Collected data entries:
────────

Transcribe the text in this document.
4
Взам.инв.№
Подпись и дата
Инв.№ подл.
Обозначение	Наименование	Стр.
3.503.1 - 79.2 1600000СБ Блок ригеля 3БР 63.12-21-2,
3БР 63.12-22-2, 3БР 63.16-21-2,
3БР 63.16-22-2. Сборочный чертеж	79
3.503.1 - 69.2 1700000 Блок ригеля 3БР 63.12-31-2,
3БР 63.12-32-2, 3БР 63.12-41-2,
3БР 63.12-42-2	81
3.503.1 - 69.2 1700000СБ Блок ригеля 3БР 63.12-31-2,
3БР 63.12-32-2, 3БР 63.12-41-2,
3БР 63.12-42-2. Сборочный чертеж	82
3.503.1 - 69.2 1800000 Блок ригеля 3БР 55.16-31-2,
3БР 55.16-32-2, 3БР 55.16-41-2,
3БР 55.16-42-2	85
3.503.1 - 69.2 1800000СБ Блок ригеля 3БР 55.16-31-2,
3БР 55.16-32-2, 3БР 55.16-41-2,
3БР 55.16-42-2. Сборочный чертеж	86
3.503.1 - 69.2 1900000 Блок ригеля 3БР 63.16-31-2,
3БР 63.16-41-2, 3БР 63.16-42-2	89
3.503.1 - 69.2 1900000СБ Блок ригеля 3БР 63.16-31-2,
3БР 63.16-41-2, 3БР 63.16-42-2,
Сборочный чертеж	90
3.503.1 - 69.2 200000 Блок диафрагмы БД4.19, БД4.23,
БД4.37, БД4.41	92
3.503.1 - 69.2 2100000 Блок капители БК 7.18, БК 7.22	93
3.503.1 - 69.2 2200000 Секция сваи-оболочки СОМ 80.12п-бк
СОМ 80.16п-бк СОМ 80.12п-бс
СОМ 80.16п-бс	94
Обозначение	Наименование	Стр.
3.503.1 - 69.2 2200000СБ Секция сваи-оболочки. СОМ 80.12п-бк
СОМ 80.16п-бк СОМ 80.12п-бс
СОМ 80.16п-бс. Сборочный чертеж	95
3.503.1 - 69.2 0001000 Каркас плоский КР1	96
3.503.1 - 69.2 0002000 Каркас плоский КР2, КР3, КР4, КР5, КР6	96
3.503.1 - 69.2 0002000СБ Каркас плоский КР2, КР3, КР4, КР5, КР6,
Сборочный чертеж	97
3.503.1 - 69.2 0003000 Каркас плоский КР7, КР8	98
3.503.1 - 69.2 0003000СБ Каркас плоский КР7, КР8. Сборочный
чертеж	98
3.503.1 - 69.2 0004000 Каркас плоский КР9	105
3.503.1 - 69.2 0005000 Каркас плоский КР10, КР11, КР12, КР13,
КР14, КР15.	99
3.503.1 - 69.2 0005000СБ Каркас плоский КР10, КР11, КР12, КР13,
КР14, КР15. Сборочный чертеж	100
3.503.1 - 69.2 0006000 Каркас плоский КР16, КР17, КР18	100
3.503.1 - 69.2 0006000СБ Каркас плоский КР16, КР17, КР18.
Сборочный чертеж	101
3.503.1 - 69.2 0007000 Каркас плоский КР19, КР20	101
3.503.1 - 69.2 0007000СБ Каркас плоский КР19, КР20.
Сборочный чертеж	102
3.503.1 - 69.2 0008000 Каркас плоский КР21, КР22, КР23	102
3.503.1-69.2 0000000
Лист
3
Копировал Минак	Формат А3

────────

- **INSTRUCTION**: Give nothing but the count of lines in the listing above that hold the string "оболочки".

- **SOLUTION TO THE PROBLEM**: 2